Prompt — Each line of the listing that contains the word "xlabel" is to be copied.

Material for this task —

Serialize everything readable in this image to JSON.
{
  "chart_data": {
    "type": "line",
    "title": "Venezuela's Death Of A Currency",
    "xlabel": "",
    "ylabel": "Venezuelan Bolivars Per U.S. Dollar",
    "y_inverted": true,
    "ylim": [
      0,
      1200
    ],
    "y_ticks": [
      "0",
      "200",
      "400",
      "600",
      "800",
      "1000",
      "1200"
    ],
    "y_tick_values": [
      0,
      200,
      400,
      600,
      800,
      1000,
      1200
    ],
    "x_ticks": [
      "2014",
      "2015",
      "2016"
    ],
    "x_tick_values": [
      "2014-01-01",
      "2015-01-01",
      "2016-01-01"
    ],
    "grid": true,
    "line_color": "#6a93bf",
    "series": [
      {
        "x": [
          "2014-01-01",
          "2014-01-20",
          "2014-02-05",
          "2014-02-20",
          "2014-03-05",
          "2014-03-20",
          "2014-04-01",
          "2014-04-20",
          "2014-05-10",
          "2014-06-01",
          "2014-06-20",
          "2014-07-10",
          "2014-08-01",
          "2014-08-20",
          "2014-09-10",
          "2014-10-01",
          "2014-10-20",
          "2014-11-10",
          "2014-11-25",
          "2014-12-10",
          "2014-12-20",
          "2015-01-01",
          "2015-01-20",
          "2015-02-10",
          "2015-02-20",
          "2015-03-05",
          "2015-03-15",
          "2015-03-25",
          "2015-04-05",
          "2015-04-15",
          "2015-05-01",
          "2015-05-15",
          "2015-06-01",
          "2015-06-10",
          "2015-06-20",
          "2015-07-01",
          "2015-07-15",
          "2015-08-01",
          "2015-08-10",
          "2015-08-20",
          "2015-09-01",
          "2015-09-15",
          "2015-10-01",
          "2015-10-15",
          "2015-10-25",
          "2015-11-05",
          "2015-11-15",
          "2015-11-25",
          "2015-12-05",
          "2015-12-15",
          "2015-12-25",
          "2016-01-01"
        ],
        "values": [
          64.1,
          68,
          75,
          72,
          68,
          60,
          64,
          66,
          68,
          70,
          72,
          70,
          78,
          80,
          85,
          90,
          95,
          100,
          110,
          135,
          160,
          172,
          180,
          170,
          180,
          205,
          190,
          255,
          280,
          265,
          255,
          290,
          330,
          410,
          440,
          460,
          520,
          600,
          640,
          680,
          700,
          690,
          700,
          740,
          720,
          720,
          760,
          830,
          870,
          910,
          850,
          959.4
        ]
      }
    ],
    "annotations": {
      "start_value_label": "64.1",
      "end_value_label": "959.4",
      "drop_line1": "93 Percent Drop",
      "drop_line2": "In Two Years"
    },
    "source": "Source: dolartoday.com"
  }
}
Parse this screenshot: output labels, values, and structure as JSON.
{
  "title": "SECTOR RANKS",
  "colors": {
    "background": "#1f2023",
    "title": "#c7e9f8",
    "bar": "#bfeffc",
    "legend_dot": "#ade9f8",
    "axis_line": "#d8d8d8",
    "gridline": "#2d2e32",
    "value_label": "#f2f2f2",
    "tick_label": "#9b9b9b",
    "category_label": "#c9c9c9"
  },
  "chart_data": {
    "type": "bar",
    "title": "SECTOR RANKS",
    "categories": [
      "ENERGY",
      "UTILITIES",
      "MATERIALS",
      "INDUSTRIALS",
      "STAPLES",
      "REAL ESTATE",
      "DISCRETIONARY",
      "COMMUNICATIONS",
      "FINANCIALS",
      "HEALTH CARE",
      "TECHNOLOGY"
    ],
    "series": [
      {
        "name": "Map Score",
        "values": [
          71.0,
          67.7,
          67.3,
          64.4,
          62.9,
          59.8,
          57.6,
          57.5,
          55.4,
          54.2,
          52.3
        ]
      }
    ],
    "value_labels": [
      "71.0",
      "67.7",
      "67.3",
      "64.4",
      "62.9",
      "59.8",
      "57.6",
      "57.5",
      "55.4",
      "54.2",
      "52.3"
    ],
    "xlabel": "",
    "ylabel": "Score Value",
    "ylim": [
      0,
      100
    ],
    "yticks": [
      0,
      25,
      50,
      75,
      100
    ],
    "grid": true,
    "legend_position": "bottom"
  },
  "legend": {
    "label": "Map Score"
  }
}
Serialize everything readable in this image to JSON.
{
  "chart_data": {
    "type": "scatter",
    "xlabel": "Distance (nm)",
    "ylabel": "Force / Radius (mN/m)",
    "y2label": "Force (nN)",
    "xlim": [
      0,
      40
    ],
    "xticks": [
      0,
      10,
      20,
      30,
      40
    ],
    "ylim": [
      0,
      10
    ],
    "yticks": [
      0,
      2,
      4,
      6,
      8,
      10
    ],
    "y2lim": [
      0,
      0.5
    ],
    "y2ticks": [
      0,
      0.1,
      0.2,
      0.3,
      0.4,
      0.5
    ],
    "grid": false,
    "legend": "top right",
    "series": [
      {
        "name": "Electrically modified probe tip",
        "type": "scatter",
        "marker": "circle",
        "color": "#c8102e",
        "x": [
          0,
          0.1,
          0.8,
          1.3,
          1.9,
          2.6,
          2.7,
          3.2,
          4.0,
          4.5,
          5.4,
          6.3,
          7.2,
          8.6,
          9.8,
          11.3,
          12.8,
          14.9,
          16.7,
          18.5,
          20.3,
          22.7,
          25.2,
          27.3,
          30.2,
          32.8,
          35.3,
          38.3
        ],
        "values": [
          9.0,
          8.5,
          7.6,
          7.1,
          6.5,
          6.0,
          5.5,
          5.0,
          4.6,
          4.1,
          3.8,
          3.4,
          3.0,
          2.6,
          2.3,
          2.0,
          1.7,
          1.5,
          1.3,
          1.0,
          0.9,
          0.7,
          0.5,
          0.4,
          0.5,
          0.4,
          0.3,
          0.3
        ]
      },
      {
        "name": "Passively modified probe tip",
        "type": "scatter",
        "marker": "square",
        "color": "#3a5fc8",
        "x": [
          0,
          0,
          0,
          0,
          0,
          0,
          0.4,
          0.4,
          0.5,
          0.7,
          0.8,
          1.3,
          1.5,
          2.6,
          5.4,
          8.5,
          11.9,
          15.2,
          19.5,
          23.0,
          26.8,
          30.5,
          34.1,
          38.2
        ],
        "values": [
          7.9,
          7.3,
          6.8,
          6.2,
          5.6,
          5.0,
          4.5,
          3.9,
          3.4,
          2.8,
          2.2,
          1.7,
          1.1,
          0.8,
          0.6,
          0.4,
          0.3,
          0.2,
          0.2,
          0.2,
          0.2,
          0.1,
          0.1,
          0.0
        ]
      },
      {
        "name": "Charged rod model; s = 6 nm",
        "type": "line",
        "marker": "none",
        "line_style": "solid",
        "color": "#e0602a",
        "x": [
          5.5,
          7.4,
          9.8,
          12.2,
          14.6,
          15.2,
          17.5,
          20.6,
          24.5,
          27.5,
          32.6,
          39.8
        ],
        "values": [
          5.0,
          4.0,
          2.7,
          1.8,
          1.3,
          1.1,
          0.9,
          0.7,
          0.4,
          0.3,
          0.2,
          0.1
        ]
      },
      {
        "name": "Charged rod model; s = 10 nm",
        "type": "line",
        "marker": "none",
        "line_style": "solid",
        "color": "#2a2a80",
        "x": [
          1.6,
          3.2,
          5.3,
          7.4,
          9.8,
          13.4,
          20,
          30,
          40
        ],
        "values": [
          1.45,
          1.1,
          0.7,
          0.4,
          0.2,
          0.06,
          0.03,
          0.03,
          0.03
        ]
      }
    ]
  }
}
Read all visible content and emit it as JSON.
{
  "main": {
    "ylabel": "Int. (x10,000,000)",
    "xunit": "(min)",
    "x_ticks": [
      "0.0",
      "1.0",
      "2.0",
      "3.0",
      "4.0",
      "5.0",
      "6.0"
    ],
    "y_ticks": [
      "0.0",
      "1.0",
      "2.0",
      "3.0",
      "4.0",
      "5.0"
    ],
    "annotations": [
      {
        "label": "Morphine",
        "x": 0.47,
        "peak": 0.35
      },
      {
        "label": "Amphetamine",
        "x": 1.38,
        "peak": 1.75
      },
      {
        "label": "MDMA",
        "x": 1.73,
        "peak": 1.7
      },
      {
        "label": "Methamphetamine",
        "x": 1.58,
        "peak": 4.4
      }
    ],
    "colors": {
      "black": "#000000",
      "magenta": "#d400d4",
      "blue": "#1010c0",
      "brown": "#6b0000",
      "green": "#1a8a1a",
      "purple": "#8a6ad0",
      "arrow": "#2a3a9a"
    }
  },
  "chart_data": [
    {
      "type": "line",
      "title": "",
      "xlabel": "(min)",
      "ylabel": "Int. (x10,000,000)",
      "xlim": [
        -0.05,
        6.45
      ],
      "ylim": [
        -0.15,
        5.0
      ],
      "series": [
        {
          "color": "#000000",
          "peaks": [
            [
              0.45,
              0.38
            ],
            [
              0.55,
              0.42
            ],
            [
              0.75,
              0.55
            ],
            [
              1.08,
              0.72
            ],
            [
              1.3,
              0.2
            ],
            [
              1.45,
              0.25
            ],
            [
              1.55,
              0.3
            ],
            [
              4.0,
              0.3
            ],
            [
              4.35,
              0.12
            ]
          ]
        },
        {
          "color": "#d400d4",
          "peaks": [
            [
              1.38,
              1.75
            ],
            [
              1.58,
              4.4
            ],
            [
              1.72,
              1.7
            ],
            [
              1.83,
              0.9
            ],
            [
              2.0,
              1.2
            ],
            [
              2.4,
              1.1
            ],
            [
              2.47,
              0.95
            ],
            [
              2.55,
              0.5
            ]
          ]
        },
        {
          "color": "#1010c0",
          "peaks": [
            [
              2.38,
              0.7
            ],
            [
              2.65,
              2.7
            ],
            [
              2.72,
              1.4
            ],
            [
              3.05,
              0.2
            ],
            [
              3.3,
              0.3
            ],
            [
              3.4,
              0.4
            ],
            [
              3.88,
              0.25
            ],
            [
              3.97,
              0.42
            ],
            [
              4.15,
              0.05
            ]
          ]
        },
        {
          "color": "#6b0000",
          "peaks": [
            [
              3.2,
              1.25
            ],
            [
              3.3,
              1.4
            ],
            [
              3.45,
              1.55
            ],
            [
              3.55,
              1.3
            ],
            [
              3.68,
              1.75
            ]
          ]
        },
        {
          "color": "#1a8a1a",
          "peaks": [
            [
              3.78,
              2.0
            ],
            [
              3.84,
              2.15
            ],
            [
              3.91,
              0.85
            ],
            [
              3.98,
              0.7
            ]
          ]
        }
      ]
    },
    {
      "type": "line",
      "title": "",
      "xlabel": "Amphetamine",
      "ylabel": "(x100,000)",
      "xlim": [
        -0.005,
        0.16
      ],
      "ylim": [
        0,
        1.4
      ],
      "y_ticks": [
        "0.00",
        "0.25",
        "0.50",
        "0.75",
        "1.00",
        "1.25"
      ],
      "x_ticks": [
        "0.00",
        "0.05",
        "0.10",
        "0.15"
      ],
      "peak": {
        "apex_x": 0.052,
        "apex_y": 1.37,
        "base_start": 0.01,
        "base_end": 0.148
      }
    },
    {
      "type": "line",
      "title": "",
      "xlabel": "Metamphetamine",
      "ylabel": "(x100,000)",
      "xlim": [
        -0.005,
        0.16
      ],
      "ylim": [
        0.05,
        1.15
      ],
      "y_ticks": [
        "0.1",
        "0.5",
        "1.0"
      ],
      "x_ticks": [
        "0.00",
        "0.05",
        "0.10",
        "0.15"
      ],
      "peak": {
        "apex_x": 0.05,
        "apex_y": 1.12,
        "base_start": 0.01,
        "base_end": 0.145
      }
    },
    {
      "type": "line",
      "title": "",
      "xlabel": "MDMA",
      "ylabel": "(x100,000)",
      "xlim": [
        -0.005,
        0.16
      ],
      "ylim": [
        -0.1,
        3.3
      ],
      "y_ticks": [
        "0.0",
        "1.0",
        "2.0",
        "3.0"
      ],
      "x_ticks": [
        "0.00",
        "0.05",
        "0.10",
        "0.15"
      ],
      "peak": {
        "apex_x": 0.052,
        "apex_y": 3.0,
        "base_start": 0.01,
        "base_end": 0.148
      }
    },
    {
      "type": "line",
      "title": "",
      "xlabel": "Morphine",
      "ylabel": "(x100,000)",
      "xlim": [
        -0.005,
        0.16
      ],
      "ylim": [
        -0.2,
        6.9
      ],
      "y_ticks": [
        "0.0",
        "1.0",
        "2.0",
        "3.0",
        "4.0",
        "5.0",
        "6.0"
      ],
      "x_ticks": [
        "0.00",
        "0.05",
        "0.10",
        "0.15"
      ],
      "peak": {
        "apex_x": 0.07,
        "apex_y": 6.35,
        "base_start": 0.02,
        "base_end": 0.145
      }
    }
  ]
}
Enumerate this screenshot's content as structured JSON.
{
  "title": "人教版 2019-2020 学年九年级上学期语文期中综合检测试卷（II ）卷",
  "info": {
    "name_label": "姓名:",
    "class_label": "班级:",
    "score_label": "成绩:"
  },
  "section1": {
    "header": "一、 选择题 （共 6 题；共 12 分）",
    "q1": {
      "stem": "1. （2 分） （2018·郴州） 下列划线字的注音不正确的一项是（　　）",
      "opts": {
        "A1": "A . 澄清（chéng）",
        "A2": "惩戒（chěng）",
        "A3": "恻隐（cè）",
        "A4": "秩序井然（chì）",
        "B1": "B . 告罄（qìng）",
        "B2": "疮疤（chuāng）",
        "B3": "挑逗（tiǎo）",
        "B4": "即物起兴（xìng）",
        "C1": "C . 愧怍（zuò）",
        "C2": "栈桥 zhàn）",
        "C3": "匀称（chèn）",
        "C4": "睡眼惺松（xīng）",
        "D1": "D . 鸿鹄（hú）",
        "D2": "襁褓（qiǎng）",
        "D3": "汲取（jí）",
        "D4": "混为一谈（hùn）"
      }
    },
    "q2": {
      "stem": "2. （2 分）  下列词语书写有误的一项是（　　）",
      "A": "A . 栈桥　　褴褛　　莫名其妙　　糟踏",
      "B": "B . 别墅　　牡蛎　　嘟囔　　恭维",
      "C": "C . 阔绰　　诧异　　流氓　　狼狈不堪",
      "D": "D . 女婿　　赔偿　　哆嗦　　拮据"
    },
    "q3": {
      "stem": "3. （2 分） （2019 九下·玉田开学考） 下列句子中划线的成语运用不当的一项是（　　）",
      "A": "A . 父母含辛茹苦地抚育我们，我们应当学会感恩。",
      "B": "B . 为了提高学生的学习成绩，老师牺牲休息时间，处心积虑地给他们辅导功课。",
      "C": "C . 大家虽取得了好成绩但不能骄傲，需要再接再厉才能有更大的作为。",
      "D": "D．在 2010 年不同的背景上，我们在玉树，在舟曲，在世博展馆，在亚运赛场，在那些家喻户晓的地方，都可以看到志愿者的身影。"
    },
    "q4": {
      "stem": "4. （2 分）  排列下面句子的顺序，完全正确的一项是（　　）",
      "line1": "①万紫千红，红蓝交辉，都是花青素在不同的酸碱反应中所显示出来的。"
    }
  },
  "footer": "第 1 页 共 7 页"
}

Result of the exercise —
    "xlabel": "",
    "xlabel": "",
    "xlabel": "Distance (nm)",
      "xlabel": "(min)",
      "xlabel": "Amphetamine",
      "xlabel": "Metamphetamine",
      "xlabel": "MDMA",
      "xlabel": "Morphine",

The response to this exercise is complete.